> **Data section**:
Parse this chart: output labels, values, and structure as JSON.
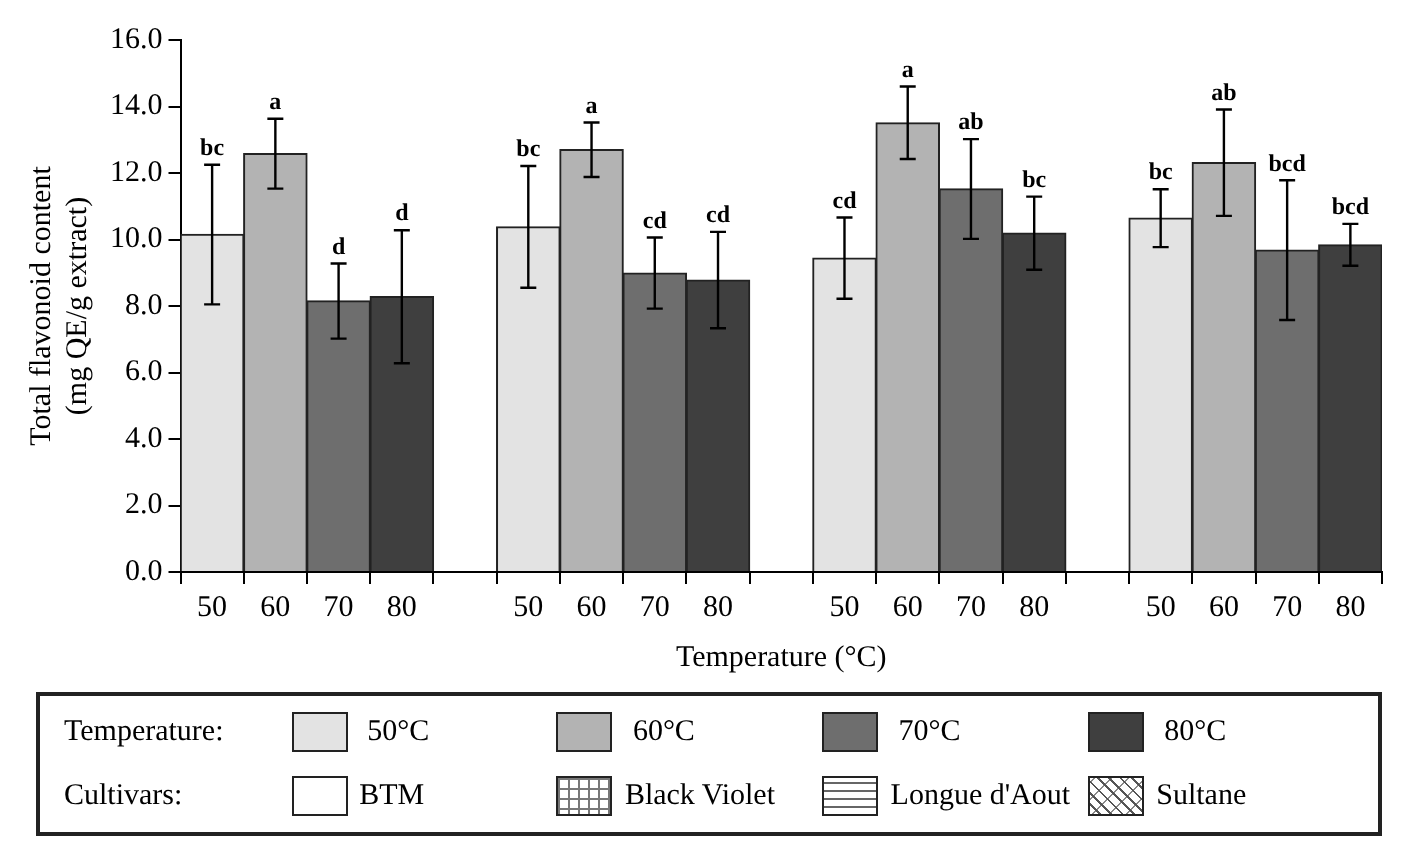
{
  "chart_data": {
    "type": "bar",
    "categories": [
      "50",
      "60",
      "70",
      "80",
      null,
      "50",
      "60",
      "70",
      "80",
      null,
      "50",
      "60",
      "70",
      "80",
      null,
      "50",
      "60",
      "70",
      "80"
    ],
    "series": [
      {
        "name": "50°C",
        "color": "#e3e3e3",
        "values": [
          10.15,
          null,
          null,
          null,
          null,
          10.38,
          null,
          null,
          null,
          null,
          9.44,
          null,
          null,
          null,
          null,
          10.64,
          null,
          null,
          null
        ],
        "errors": [
          2.1,
          null,
          null,
          null,
          null,
          1.83,
          null,
          null,
          null,
          null,
          1.22,
          null,
          null,
          null,
          null,
          0.87,
          null,
          null,
          null
        ],
        "value_labels": [
          "bc",
          null,
          null,
          null,
          null,
          "bc",
          null,
          null,
          null,
          null,
          "cd",
          null,
          null,
          null,
          null,
          "bc",
          null,
          null,
          null
        ]
      },
      {
        "name": "60°C",
        "color": "#b3b3b3",
        "values": [
          null,
          12.58,
          null,
          null,
          null,
          null,
          12.7,
          null,
          null,
          null,
          null,
          13.51,
          null,
          null,
          null,
          null,
          12.31,
          null,
          null
        ],
        "errors": [
          null,
          1.05,
          null,
          null,
          null,
          null,
          0.82,
          null,
          null,
          null,
          null,
          1.09,
          null,
          null,
          null,
          null,
          1.6,
          null,
          null
        ],
        "value_labels": [
          null,
          "a",
          null,
          null,
          null,
          null,
          "a",
          null,
          null,
          null,
          null,
          "a",
          null,
          null,
          null,
          null,
          "ab",
          null,
          null
        ]
      },
      {
        "name": "70°C",
        "color": "#6e6e6e",
        "values": [
          null,
          null,
          8.15,
          null,
          null,
          null,
          null,
          8.99,
          null,
          null,
          null,
          null,
          11.52,
          null,
          null,
          null,
          null,
          9.68,
          null
        ],
        "errors": [
          null,
          null,
          1.13,
          null,
          null,
          null,
          null,
          1.07,
          null,
          null,
          null,
          null,
          1.5,
          null,
          null,
          null,
          null,
          2.1,
          null
        ],
        "value_labels": [
          null,
          null,
          "d",
          null,
          null,
          null,
          null,
          "cd",
          null,
          null,
          null,
          null,
          "ab",
          null,
          null,
          null,
          null,
          "bcd",
          null
        ]
      },
      {
        "name": "80°C",
        "color": "#3f3f3f",
        "values": [
          null,
          null,
          null,
          8.28,
          null,
          null,
          null,
          null,
          8.78,
          null,
          null,
          null,
          null,
          10.19,
          null,
          null,
          null,
          null,
          9.84
        ],
        "errors": [
          null,
          null,
          null,
          2.0,
          null,
          null,
          null,
          null,
          1.45,
          null,
          null,
          null,
          null,
          1.1,
          null,
          null,
          null,
          null,
          0.63
        ],
        "value_labels": [
          null,
          null,
          null,
          "d",
          null,
          null,
          null,
          null,
          "cd",
          null,
          null,
          null,
          null,
          "bc",
          null,
          null,
          null,
          null,
          "bcd"
        ]
      }
    ],
    "xlabel": "Temperature (°C)",
    "ylabel": "Total flavonoid content\n(mg QE/g extract)",
    "ylim": [
      0,
      16
    ],
    "yticks": [
      {
        "value": 0,
        "label": "0.0"
      },
      {
        "value": 2,
        "label": "2.0"
      },
      {
        "value": 4,
        "label": "4.0"
      },
      {
        "value": 6,
        "label": "6.0"
      },
      {
        "value": 8,
        "label": "8.0"
      },
      {
        "value": 10,
        "label": "10.0"
      },
      {
        "value": 12,
        "label": "12.0"
      },
      {
        "value": 14,
        "label": "14.0"
      },
      {
        "value": 16,
        "label": "16.0"
      }
    ],
    "grid": false,
    "legend": "bottom",
    "legend_title": "Temperature:",
    "annotations": [
      "Cultivars:",
      "BTM",
      "Black Violet",
      "Longue d'Aout",
      "Sultane"
    ]
  }
}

> **Requirements**:
The records above are to be restated exactly, without their pictures.

> **Answer to the exercise**:
Parse this chart: output labels, values, and structure as JSON.
{
  "chart_data": {
    "type": "bar",
    "categories": [
      "50",
      "60",
      "70",
      "80",
      null,
      "50",
      "60",
      "70",
      "80",
      null,
      "50",
      "60",
      "70",
      "80",
      null,
      "50",
      "60",
      "70",
      "80"
    ],
    "series": [
      {
        "name": "50°C",
        "color": "#e3e3e3",
        "values": [
          10.15,
          null,
          null,
          null,
          null,
          10.38,
          null,
          null,
          null,
          null,
          9.44,
          null,
          null,
          null,
          null,
          10.64,
          null,
          null,
          null
        ],
        "errors": [
          2.1,
          null,
          null,
          null,
          null,
          1.83,
          null,
          null,
          null,
          null,
          1.22,
          null,
          null,
          null,
          null,
          0.87,
          null,
          null,
          null
        ],
        "value_labels": [
          "bc",
          null,
          null,
          null,
          null,
          "bc",
          null,
          null,
          null,
          null,
          "cd",
          null,
          null,
          null,
          null,
          "bc",
          null,
          null,
          null
        ]
      },
      {
        "name": "60°C",
        "color": "#b3b3b3",
        "values": [
          null,
          12.58,
          null,
          null,
          null,
          null,
          12.7,
          null,
          null,
          null,
          null,
          13.51,
          null,
          null,
          null,
          null,
          12.31,
          null,
          null
        ],
        "errors": [
          null,
          1.05,
          null,
          null,
          null,
          null,
          0.82,
          null,
          null,
          null,
          null,
          1.09,
          null,
          null,
          null,
          null,
          1.6,
          null,
          null
        ],
        "value_labels": [
          null,
          "a",
          null,
          null,
          null,
          null,
          "a",
          null,
          null,
          null,
          null,
          "a",
          null,
          null,
          null,
          null,
          "ab",
          null,
          null
        ]
      },
      {
        "name": "70°C",
        "color": "#6e6e6e",
        "values": [
          null,
          null,
          8.15,
          null,
          null,
          null,
          null,
          8.99,
          null,
          null,
          null,
          null,
          11.52,
          null,
          null,
          null,
          null,
          9.68,
          null
        ],
        "errors": [
          null,
          null,
          1.13,
          null,
          null,
          null,
          null,
          1.07,
          null,
          null,
          null,
          null,
          1.5,
          null,
          null,
          null,
          null,
          2.1,
          null
        ],
        "value_labels": [
          null,
          null,
          "d",
          null,
          null,
          null,
          null,
          "cd",
          null,
          null,
          null,
          null,
          "ab",
          null,
          null,
          null,
          null,
          "bcd",
          null
        ]
      },
      {
        "name": "80°C",
        "color": "#3f3f3f",
        "values": [
          null,
          null,
          null,
          8.28,
          null,
          null,
          null,
          null,
          8.78,
          null,
          null,
          null,
          null,
          10.19,
          null,
          null,
          null,
          null,
          9.84
        ],
        "errors": [
          null,
          null,
          null,
          2.0,
          null,
          null,
          null,
          null,
          1.45,
          null,
          null,
          null,
          null,
          1.1,
          null,
          null,
          null,
          null,
          0.63
        ],
        "value_labels": [
          null,
          null,
          null,
          "d",
          null,
          null,
          null,
          null,
          "cd",
          null,
          null,
          null,
          null,
          "bc",
          null,
          null,
          null,
          null,
          "bcd"
        ]
      }
    ],
    "xlabel": "Temperature (°C)",
    "ylabel": "Total flavonoid content\n(mg QE/g extract)",
    "ylim": [
      0,
      16
    ],
    "yticks": [
      {
        "value": 0,
        "label": "0.0"
      },
      {
        "value": 2,
        "label": "2.0"
      },
      {
        "value": 4,
        "label": "4.0"
      },
      {
        "value": 6,
        "label": "6.0"
      },
      {
        "value": 8,
        "label": "8.0"
      },
      {
        "value": 10,
        "label": "10.0"
      },
      {
        "value": 12,
        "label": "12.0"
      },
      {
        "value": 14,
        "label": "14.0"
      },
      {
        "value": 16,
        "label": "16.0"
      }
    ],
    "grid": false,
    "legend": "bottom",
    "legend_title": "Temperature:",
    "annotations": [
      "Cultivars:",
      "BTM",
      "Black Violet",
      "Longue d'Aout",
      "Sultane"
    ]
  }
}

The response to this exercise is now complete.